Collect every row below that contains the word "camera" and copy each one in full.

━━━━━ Record extracts ━━━━━

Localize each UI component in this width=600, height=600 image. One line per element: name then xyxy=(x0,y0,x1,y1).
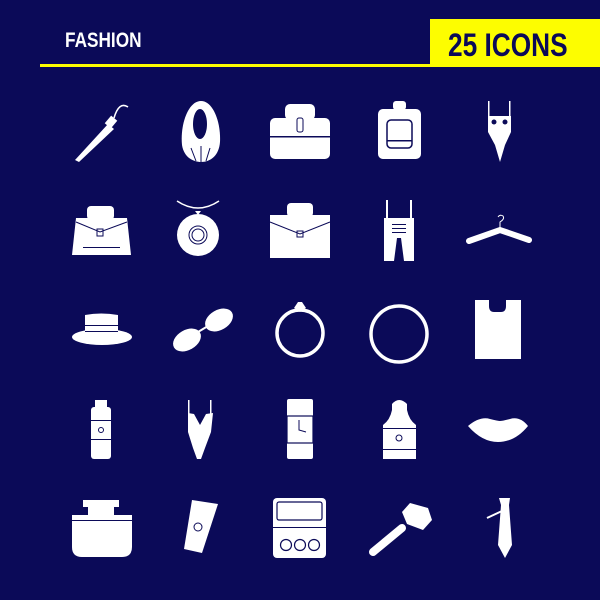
icon: lips xyxy=(468,418,528,442)
icon: palette xyxy=(273,498,326,558)
icon: watch xyxy=(287,399,313,459)
icon: jar xyxy=(72,500,132,557)
icon: umbrella xyxy=(75,105,128,162)
icon: briefcase xyxy=(270,203,330,258)
icon: luggage xyxy=(378,101,421,159)
title: FASHION xyxy=(65,29,142,52)
icon: ring xyxy=(277,302,323,356)
icon: spray bottle xyxy=(91,400,111,459)
icon: overalls xyxy=(384,200,414,261)
icon: hanger xyxy=(469,215,529,241)
icon: bag xyxy=(270,104,330,159)
badge: 25 icons xyxy=(430,19,600,67)
icon: bodysuit xyxy=(188,400,213,459)
icon: hat xyxy=(72,314,132,345)
icon: brush xyxy=(373,503,432,552)
badge: 25 icons: 25 ICONS xyxy=(448,27,568,63)
icon: glasses xyxy=(169,304,237,356)
icon: swimsuit xyxy=(488,101,511,162)
icon: tube xyxy=(184,500,218,553)
icon: bangle xyxy=(371,306,427,362)
icon: necklace xyxy=(182,101,220,162)
icon: handbag xyxy=(72,206,131,255)
icon: pendant xyxy=(177,201,219,256)
icon: tie xyxy=(487,498,512,558)
icon: tank top xyxy=(475,300,521,359)
icon: bottle xyxy=(383,400,416,459)
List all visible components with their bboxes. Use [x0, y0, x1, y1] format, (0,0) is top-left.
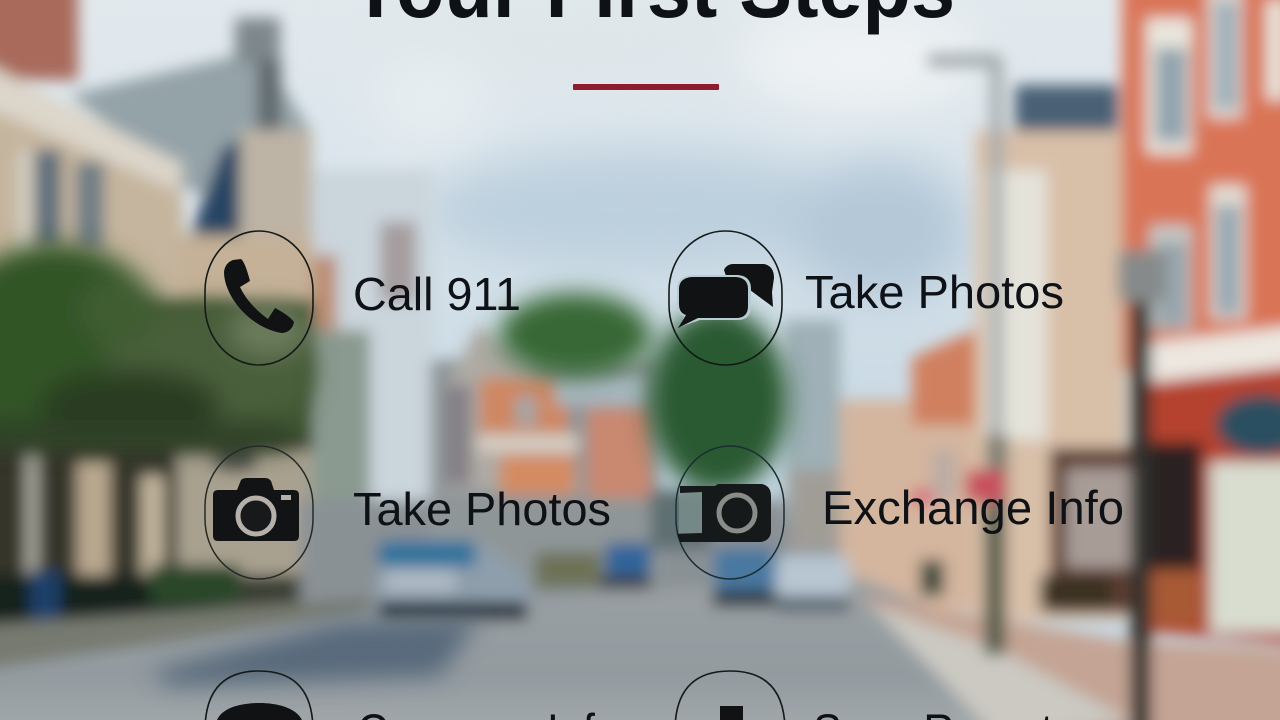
step: cropped info item — [205, 671, 619, 720]
label: Take Photos: Take Photos — [353, 483, 611, 535]
label: Exchange Info: Exchange Info — [822, 481, 1124, 534]
icon: upright shape in oval — [675, 671, 785, 720]
label: Take Photos: Take Photos — [805, 266, 1064, 318]
step: Take Photos, camera — [205, 446, 611, 579]
icon: broken camera in oval — [676, 446, 784, 579]
road shadow — [150, 618, 480, 686]
icon: chat bubbles in oval — [669, 231, 782, 365]
icon: phone in oval — [205, 231, 313, 365]
left buildings — [0, 0, 78, 80]
icon: dome in oval — [205, 671, 313, 720]
lower storefronts — [0, 300, 315, 450]
cars — [375, 538, 532, 620]
icon: camera in oval — [205, 446, 313, 579]
right buildings — [840, 400, 980, 610]
step: Save Report — [675, 671, 1053, 720]
title accent bar — [573, 84, 719, 90]
step: Exchange Info — [676, 446, 1124, 579]
foliage — [0, 244, 788, 492]
ground — [0, 578, 1280, 720]
step: chat bubbles, Take Photos — [669, 231, 1064, 365]
step: Call 911 — [205, 231, 521, 365]
lamp — [1130, 300, 1151, 720]
distance — [300, 500, 860, 615]
label: Call 911: Call 911 — [353, 268, 521, 320]
white building — [313, 170, 433, 540]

━━━━━

- **Worked solution**
step: Take Photos, camera — [205, 446, 611, 579]
icon: broken camera in oval — [676, 446, 784, 579]
icon: camera in oval — [205, 446, 313, 579]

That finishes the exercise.